**Instruction:**
Leave out the pictures and copy every record exactly.

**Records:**
+---+
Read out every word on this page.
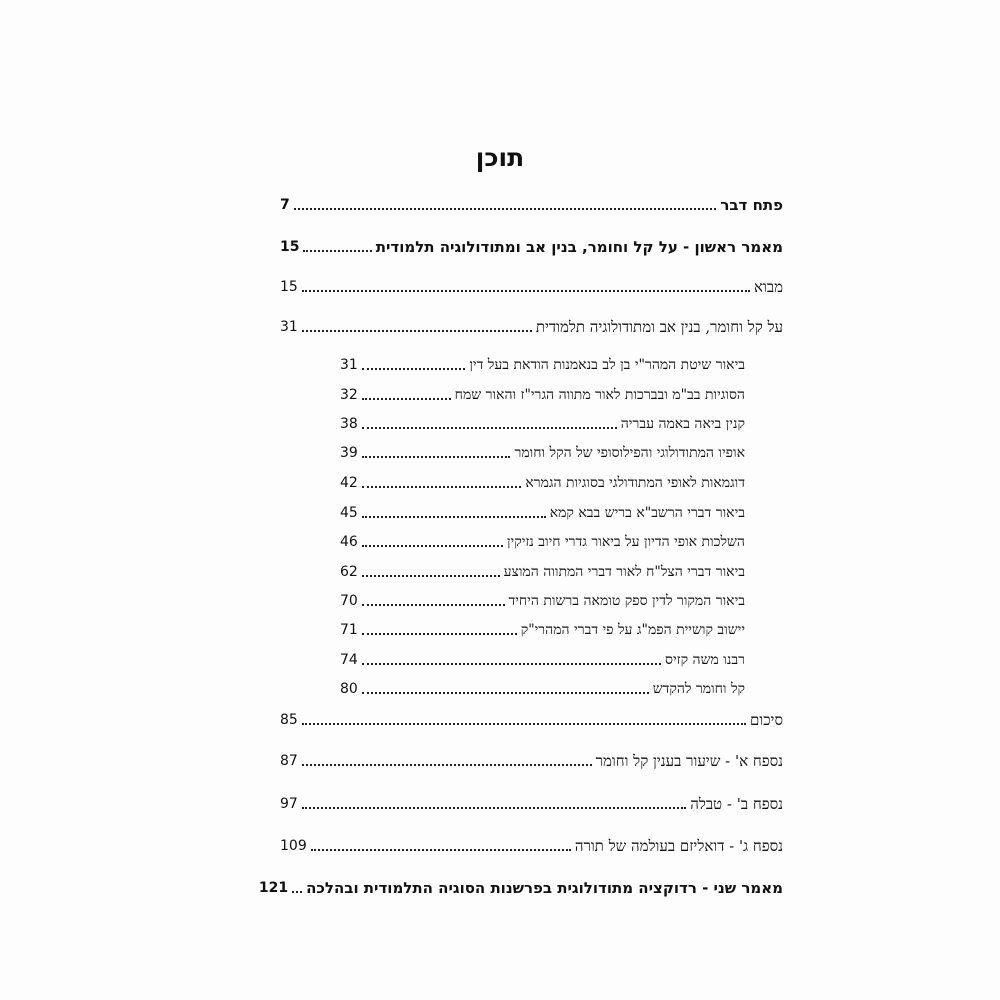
תוכן
פתח דבר
7
מאמר ראשון - על קל וחומר, בנין אב ומתודולוגיה תלמודית
15
מבוא
15
על קל וחומר, בנין אב ומתודולוגיה תלמודית
31
ביאור שיטת המהר"י בן לב בנאמנות הודאת בעל דין
31
הסוגיות בב"מ ובברכות לאור מתווה הגרי"ז והאור שמח
32
קנין ביאה באמה עבריה
38
אופיו המתודולוגי והפילוסופי של הקל וחומר
39
דוגמאות לאופי המתודולגי בסוגיות הגמרא
42
ביאור דברי הרשב"א בריש בבא קמא
45
השלכות אופי הדיון על ביאור גדרי חיוב נזיקין
46
ביאור דברי הצל"ח לאור דברי המתווה המוצע
62
ביאור המקור לדין ספק טומאה ברשות היחיד
70
יישוב קושיית הפמ"ג על פי דברי המהרי"ק
71
רבנו משה קזיס
74
קל וחומר להקדש
80
סיכום
85
נספח א' - שיעור בענין קל וחומר
87
נספח ב' - טבלה
97
נספח ג' - דואליזם בעולמה של תורה
109
מאמר שני - רדוקציה מתודולוגית בפרשנות הסוגיה התלמודית ובהלכה
121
+---+
**Correct answer:**
Read out every word on this page.
תוכן
פתח דבר
7
מאמר ראשון - על קל וחומר, בנין אב ומתודולוגיה תלמודית
15
מבוא
15
על קל וחומר, בנין אב ומתודולוגיה תלמודית
31
ביאור שיטת המהר"י בן לב בנאמנות הודאת בעל דין
31
הסוגיות בב"מ ובברכות לאור מתווה הגרי"ז והאור שמח
32
קנין ביאה באמה עבריה
38
אופיו המתודולוגי והפילוסופי של הקל וחומר
39
דוגמאות לאופי המתודולגי בסוגיות הגמרא
42
ביאור דברי הרשב"א בריש בבא קמא
45
השלכות אופי הדיון על ביאור גדרי חיוב נזיקין
46
ביאור דברי הצל"ח לאור דברי המתווה המוצע
62
ביאור המקור לדין ספק טומאה ברשות היחיד
70
יישוב קושיית הפמ"ג על פי דברי המהרי"ק
71
רבנו משה קזיס
74
קל וחומר להקדש
80
סיכום
85
נספח א' - שיעור בענין קל וחומר
87
נספח ב' - טבלה
97
נספח ג' - דואליזם בעולמה של תורה
109
מאמר שני - רדוקציה מתודולוגית בפרשנות הסוגיה התלמודית ובהלכה
121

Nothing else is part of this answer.